• [What is being asked]
Retype the lines below word for word, omitting the pictures from your answer.

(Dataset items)
* * * * * * * * *
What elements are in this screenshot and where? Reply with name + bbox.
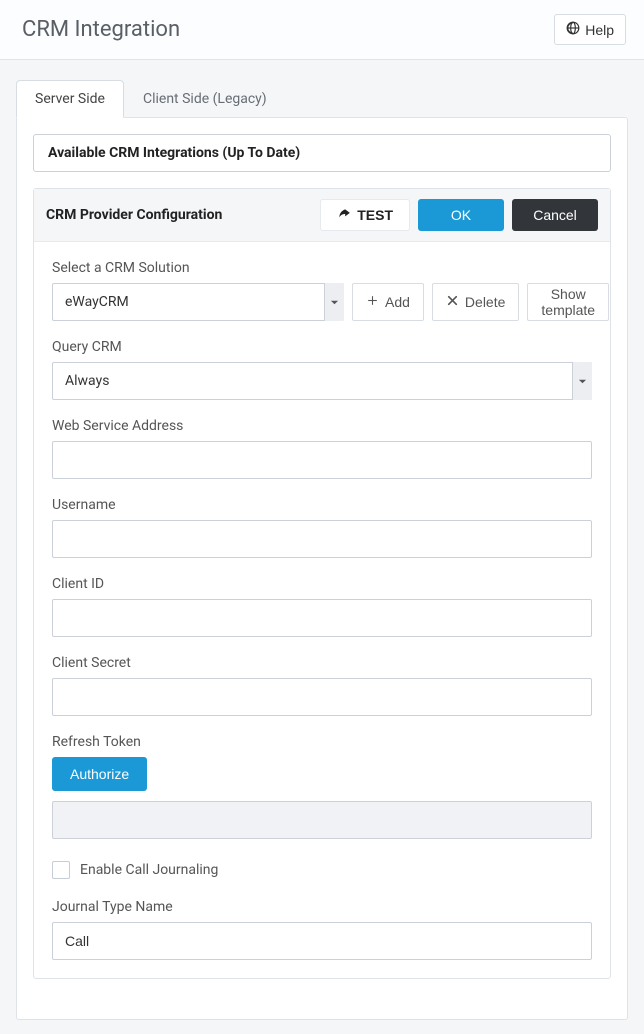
tab-label: Server Side (35, 91, 105, 107)
select-crm-label: Select a CRM Solution (52, 260, 592, 276)
query-crm-select[interactable]: Always (52, 362, 592, 400)
authorize-label: Authorize (70, 766, 129, 782)
config-title: CRM Provider Configuration (46, 207, 222, 223)
client-id-input[interactable] (52, 599, 592, 637)
main-panel: Available CRM Integrations (Up To Date) … (16, 117, 628, 1020)
plus-icon (366, 294, 379, 310)
query-crm-value: Always (52, 362, 592, 400)
web-service-label: Web Service Address (52, 418, 592, 434)
share-arrow-icon (337, 207, 351, 224)
ok-label: OK (451, 207, 471, 223)
show-template-button[interactable]: Show template (527, 283, 609, 321)
ok-button[interactable]: OK (418, 199, 504, 231)
config-header: CRM Provider Configuration TEST OK C (34, 189, 610, 242)
client-secret-input[interactable] (52, 678, 592, 716)
refresh-token-display (52, 801, 592, 839)
delete-label: Delete (465, 294, 505, 310)
enable-journaling-checkbox[interactable] (52, 861, 70, 879)
username-input[interactable] (52, 520, 592, 558)
tabs: Server Side Client Side (Legacy) (16, 80, 628, 117)
client-id-label: Client ID (52, 576, 592, 592)
cancel-label: Cancel (533, 207, 577, 223)
available-label: Available CRM Integrations (Up To Date) (48, 145, 300, 161)
client-secret-label: Client Secret (52, 655, 592, 671)
page-title: CRM Integration (22, 17, 180, 42)
enable-journaling-label: Enable Call Journaling (80, 862, 218, 878)
refresh-token-label: Refresh Token (52, 734, 592, 750)
cancel-button[interactable]: Cancel (512, 199, 598, 231)
help-icon (566, 21, 580, 38)
help-button[interactable]: Help (554, 14, 626, 45)
tab-client-side[interactable]: Client Side (Legacy) (124, 80, 286, 117)
test-button[interactable]: TEST (320, 199, 410, 231)
add-label: Add (385, 294, 410, 310)
add-button[interactable]: Add (352, 283, 424, 321)
test-label: TEST (357, 207, 393, 223)
available-integrations-bar: Available CRM Integrations (Up To Date) (33, 134, 611, 172)
username-label: Username (52, 497, 592, 513)
journal-type-input[interactable] (52, 922, 592, 960)
delete-button[interactable]: Delete (432, 283, 519, 321)
query-crm-label: Query CRM (52, 339, 592, 355)
crm-solution-value: eWayCRM (52, 283, 344, 321)
help-label: Help (585, 22, 614, 38)
x-icon (446, 294, 459, 310)
journal-type-label: Journal Type Name (52, 899, 592, 915)
page-header: CRM Integration Help (0, 0, 644, 60)
authorize-button[interactable]: Authorize (52, 757, 147, 791)
web-service-input[interactable] (52, 441, 592, 479)
tab-label: Client Side (Legacy) (143, 91, 267, 107)
show-template-label: Show template (541, 286, 595, 318)
crm-solution-select[interactable]: eWayCRM (52, 283, 344, 321)
config-card: CRM Provider Configuration TEST OK C (33, 188, 611, 979)
tab-server-side[interactable]: Server Side (16, 80, 124, 118)
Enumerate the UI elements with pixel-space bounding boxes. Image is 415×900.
* * * * * * * * *
• [Answer for this exercise]
What elements are in this screenshot and where? Reply with name + bbox.
tab-label: Server Side (35, 91, 105, 107)
select-crm-label: Select a CRM Solution (52, 260, 592, 276)
query-crm-select[interactable]: Always (52, 362, 592, 400)
authorize-label: Authorize (70, 766, 129, 782)
config-title: CRM Provider Configuration (46, 207, 222, 223)
client-id-input[interactable] (52, 599, 592, 637)
main-panel: Available CRM Integrations (Up To Date) … (16, 117, 628, 1020)
plus-icon (366, 294, 379, 310)
query-crm-value: Always (52, 362, 592, 400)
web-service-label: Web Service Address (52, 418, 592, 434)
share-arrow-icon (337, 207, 351, 224)
ok-label: OK (451, 207, 471, 223)
show-template-button[interactable]: Show template (527, 283, 609, 321)
ok-button[interactable]: OK (418, 199, 504, 231)
config-header: CRM Provider Configuration TEST OK C (34, 189, 610, 242)
client-secret-input[interactable] (52, 678, 592, 716)
refresh-token-display (52, 801, 592, 839)
delete-label: Delete (465, 294, 505, 310)
enable-journaling-checkbox[interactable] (52, 861, 70, 879)
username-input[interactable] (52, 520, 592, 558)
tabs: Server Side Client Side (Legacy) (16, 80, 628, 117)
client-id-label: Client ID (52, 576, 592, 592)
cancel-label: Cancel (533, 207, 577, 223)
available-label: Available CRM Integrations (Up To Date) (48, 145, 300, 161)
client-secret-label: Client Secret (52, 655, 592, 671)
page-title: CRM Integration (22, 17, 180, 42)
enable-journaling-label: Enable Call Journaling (80, 862, 218, 878)
refresh-token-label: Refresh Token (52, 734, 592, 750)
cancel-button[interactable]: Cancel (512, 199, 598, 231)
help-icon (566, 21, 580, 38)
help-button[interactable]: Help (554, 14, 626, 45)
tab-client-side[interactable]: Client Side (Legacy) (124, 80, 286, 117)
test-button[interactable]: TEST (320, 199, 410, 231)
add-label: Add (385, 294, 410, 310)
add-button[interactable]: Add (352, 283, 424, 321)
test-label: TEST (357, 207, 393, 223)
available-integrations-bar: Available CRM Integrations (Up To Date) (33, 134, 611, 172)
username-label: Username (52, 497, 592, 513)
journal-type-input[interactable] (52, 922, 592, 960)
delete-button[interactable]: Delete (432, 283, 519, 321)
query-crm-label: Query CRM (52, 339, 592, 355)
crm-solution-value: eWayCRM (52, 283, 344, 321)
help-label: Help (585, 22, 614, 38)
x-icon (446, 294, 459, 310)
journal-type-label: Journal Type Name (52, 899, 592, 915)
page-header: CRM Integration Help (0, 0, 644, 60)
authorize-button[interactable]: Authorize (52, 757, 147, 791)
web-service-input[interactable] (52, 441, 592, 479)
tab-label: Client Side (Legacy) (143, 91, 267, 107)
show-template-label: Show template (541, 286, 595, 318)
crm-solution-select[interactable]: eWayCRM (52, 283, 344, 321)
config-card: CRM Provider Configuration TEST OK C (33, 188, 611, 979)
tab-server-side[interactable]: Server Side (16, 80, 124, 118)
Enumerate the UI elements with pixel-space bounding boxes. Image is 415×900.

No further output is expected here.